◆ What is asked ◆
Print all of the data exactly.

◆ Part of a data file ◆

____________

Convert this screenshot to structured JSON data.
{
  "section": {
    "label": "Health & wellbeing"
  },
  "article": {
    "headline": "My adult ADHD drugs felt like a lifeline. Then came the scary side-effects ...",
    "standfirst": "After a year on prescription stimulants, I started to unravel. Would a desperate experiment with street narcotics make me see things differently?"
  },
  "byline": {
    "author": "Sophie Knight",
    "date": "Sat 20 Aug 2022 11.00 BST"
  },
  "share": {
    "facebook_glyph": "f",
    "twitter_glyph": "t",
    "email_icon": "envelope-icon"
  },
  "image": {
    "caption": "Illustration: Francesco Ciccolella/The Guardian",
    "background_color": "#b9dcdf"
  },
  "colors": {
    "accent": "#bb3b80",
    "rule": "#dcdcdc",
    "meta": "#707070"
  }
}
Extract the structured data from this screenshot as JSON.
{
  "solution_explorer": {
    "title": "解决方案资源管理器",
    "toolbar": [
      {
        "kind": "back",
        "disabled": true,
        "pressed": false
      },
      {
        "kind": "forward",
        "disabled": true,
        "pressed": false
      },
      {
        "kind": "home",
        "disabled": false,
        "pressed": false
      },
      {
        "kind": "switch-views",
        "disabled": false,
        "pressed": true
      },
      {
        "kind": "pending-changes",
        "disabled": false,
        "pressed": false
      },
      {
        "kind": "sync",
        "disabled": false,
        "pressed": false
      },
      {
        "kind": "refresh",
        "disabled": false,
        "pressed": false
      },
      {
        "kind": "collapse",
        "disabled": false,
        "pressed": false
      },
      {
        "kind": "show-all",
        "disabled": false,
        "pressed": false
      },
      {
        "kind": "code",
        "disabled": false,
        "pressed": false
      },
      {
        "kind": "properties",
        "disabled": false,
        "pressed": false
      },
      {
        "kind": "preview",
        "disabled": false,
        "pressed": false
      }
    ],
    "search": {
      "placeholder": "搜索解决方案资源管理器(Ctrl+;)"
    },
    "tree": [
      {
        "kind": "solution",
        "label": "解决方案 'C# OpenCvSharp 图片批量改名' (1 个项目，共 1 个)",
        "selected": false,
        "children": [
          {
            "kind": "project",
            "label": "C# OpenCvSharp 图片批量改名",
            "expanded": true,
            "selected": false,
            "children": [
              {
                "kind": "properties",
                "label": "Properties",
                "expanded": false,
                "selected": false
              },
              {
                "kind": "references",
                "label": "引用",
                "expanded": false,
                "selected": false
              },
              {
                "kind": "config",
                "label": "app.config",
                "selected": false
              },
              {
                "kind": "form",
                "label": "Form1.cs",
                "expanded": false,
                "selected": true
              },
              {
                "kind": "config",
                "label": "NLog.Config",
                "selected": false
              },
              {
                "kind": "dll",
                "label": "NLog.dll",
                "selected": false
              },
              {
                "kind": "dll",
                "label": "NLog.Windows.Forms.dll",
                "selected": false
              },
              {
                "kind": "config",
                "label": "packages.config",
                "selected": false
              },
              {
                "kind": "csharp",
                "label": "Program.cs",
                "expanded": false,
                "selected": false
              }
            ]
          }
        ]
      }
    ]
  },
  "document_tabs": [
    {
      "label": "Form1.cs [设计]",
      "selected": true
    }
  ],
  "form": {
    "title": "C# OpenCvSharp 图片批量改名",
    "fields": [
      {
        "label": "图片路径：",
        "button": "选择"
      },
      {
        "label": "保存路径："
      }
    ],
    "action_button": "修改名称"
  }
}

____________

◆ Task result ◆
Convert this screenshot to structured JSON data.
{
  "section": {
    "label": "Health & wellbeing"
  },
  "article": {
    "headline": "My adult ADHD drugs felt like a lifeline. Then came the scary side-effects ...",
    "standfirst": "After a year on prescription stimulants, I started to unravel. Would a desperate experiment with street narcotics make me see things differently?"
  },
  "byline": {
    "author": "Sophie Knight",
    "date": "Sat 20 Aug 2022 11.00 BST"
  },
  "share": {
    "facebook_glyph": "f",
    "twitter_glyph": "t",
    "email_icon": "envelope-icon"
  },
  "image": {
    "caption": "Illustration: Francesco Ciccolella/The Guardian",
    "background_color": "#b9dcdf"
  },
  "colors": {
    "accent": "#bb3b80",
    "rule": "#dcdcdc",
    "meta": "#707070"
  }
}
Extract the structured data from this screenshot as JSON.
{
  "solution_explorer": {
    "title": "解决方案资源管理器",
    "toolbar": [
      {
        "kind": "back",
        "disabled": true,
        "pressed": false
      },
      {
        "kind": "forward",
        "disabled": true,
        "pressed": false
      },
      {
        "kind": "home",
        "disabled": false,
        "pressed": false
      },
      {
        "kind": "switch-views",
        "disabled": false,
        "pressed": true
      },
      {
        "kind": "pending-changes",
        "disabled": false,
        "pressed": false
      },
      {
        "kind": "sync",
        "disabled": false,
        "pressed": false
      },
      {
        "kind": "refresh",
        "disabled": false,
        "pressed": false
      },
      {
        "kind": "collapse",
        "disabled": false,
        "pressed": false
      },
      {
        "kind": "show-all",
        "disabled": false,
        "pressed": false
      },
      {
        "kind": "code",
        "disabled": false,
        "pressed": false
      },
      {
        "kind": "properties",
        "disabled": false,
        "pressed": false
      },
      {
        "kind": "preview",
        "disabled": false,
        "pressed": false
      }
    ],
    "search": {
      "placeholder": "搜索解决方案资源管理器(Ctrl+;)"
    },
    "tree": [
      {
        "kind": "solution",
        "label": "解决方案 'C# OpenCvSharp 图片批量改名' (1 个项目，共 1 个)",
        "selected": false,
        "children": [
          {
            "kind": "project",
            "label": "C# OpenCvSharp 图片批量改名",
            "expanded": true,
            "selected": false,
            "children": [
              {
                "kind": "properties",
                "label": "Properties",
                "expanded": false,
                "selected": false
              },
              {
                "kind": "references",
                "label": "引用",
                "expanded": false,
                "selected": false
              },
              {
                "kind": "config",
                "label": "app.config",
                "selected": false
              },
              {
                "kind": "form",
                "label": "Form1.cs",
                "expanded": false,
                "selected": true
              },
              {
                "kind": "config",
                "label": "NLog.Config",
                "selected": false
              },
              {
                "kind": "dll",
                "label": "NLog.dll",
                "selected": false
              },
              {
                "kind": "dll",
                "label": "NLog.Windows.Forms.dll",
                "selected": false
              },
              {
                "kind": "config",
                "label": "packages.config",
                "selected": false
              },
              {
                "kind": "csharp",
                "label": "Program.cs",
                "expanded": false,
                "selected": false
              }
            ]
          }
        ]
      }
    ]
  },
  "document_tabs": [
    {
      "label": "Form1.cs [设计]",
      "selected": true
    }
  ],
  "form": {
    "title": "C# OpenCvSharp 图片批量改名",
    "fields": [
      {
        "label": "图片路径：",
        "button": "选择"
      },
      {
        "label": "保存路径："
      }
    ],
    "action_button": "修改名称"
  }
}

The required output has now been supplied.